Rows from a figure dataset
========================================
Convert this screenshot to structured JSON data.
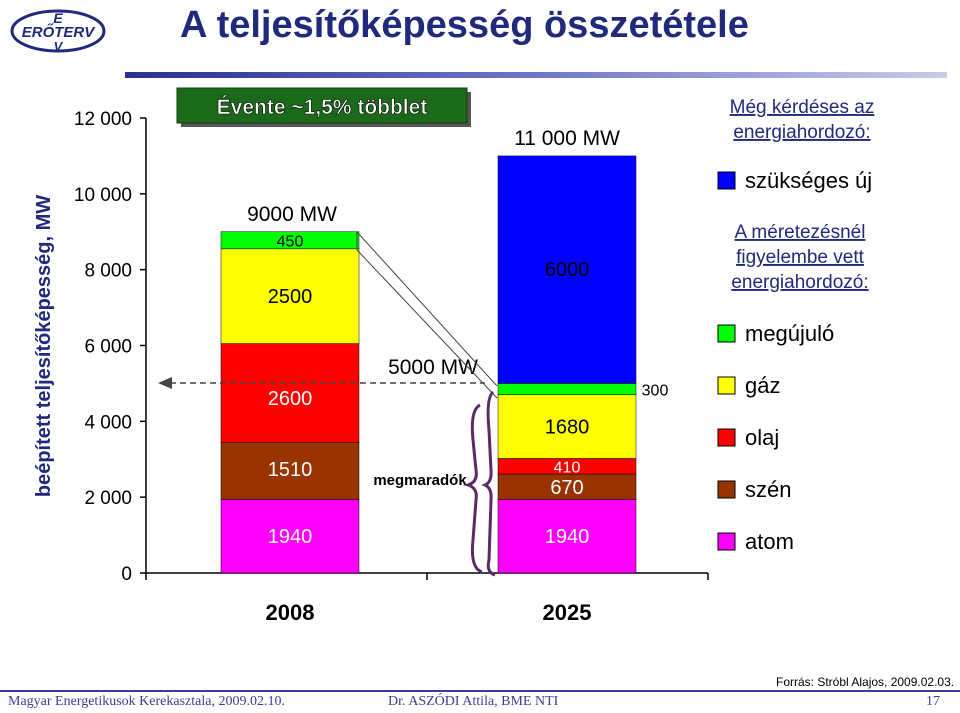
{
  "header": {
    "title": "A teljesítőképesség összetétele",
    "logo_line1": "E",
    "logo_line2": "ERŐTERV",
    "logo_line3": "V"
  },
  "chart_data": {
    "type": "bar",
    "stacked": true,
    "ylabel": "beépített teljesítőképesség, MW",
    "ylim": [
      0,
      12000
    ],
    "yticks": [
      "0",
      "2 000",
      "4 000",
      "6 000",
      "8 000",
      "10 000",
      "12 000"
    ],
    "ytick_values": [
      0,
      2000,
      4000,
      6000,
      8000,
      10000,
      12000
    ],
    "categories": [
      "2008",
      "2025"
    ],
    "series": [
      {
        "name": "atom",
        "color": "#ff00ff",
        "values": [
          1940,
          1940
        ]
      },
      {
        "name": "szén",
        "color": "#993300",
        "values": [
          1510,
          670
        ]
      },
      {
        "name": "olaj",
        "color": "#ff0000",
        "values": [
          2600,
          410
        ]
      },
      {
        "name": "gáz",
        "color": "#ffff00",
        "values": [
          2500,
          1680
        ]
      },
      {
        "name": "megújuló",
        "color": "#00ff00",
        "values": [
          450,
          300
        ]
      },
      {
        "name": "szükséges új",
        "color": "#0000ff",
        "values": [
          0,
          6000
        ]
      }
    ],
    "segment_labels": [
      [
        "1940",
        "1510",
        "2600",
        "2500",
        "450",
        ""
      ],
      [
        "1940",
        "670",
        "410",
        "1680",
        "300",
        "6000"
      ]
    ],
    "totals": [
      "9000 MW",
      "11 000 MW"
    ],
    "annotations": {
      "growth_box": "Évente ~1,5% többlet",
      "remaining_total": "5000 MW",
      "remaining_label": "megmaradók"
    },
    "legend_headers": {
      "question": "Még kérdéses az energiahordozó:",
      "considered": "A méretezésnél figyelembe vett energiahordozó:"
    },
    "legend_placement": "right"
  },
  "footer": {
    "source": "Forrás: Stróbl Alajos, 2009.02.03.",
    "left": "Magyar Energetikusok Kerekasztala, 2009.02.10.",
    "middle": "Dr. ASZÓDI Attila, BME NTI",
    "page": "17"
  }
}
========================================
→ EXERCISE BRIEF: Copy out the whole listing exactly, and don't carry over any pictures.

→ WORKED ANSWER:
Convert this screenshot to structured JSON data.
{
  "header": {
    "title": "A teljesítőképesség összetétele",
    "logo_line1": "E",
    "logo_line2": "ERŐTERV",
    "logo_line3": "V"
  },
  "chart_data": {
    "type": "bar",
    "stacked": true,
    "ylabel": "beépített teljesítőképesség, MW",
    "ylim": [
      0,
      12000
    ],
    "yticks": [
      "0",
      "2 000",
      "4 000",
      "6 000",
      "8 000",
      "10 000",
      "12 000"
    ],
    "ytick_values": [
      0,
      2000,
      4000,
      6000,
      8000,
      10000,
      12000
    ],
    "categories": [
      "2008",
      "2025"
    ],
    "series": [
      {
        "name": "atom",
        "color": "#ff00ff",
        "values": [
          1940,
          1940
        ]
      },
      {
        "name": "szén",
        "color": "#993300",
        "values": [
          1510,
          670
        ]
      },
      {
        "name": "olaj",
        "color": "#ff0000",
        "values": [
          2600,
          410
        ]
      },
      {
        "name": "gáz",
        "color": "#ffff00",
        "values": [
          2500,
          1680
        ]
      },
      {
        "name": "megújuló",
        "color": "#00ff00",
        "values": [
          450,
          300
        ]
      },
      {
        "name": "szükséges új",
        "color": "#0000ff",
        "values": [
          0,
          6000
        ]
      }
    ],
    "segment_labels": [
      [
        "1940",
        "1510",
        "2600",
        "2500",
        "450",
        ""
      ],
      [
        "1940",
        "670",
        "410",
        "1680",
        "300",
        "6000"
      ]
    ],
    "totals": [
      "9000 MW",
      "11 000 MW"
    ],
    "annotations": {
      "growth_box": "Évente ~1,5% többlet",
      "remaining_total": "5000 MW",
      "remaining_label": "megmaradók"
    },
    "legend_headers": {
      "question": "Még kérdéses az energiahordozó:",
      "considered": "A méretezésnél figyelembe vett energiahordozó:"
    },
    "legend_placement": "right"
  },
  "footer": {
    "source": "Forrás: Stróbl Alajos, 2009.02.03.",
    "left": "Magyar Energetikusok Kerekasztala, 2009.02.10.",
    "middle": "Dr. ASZÓDI Attila, BME NTI",
    "page": "17"
  }
}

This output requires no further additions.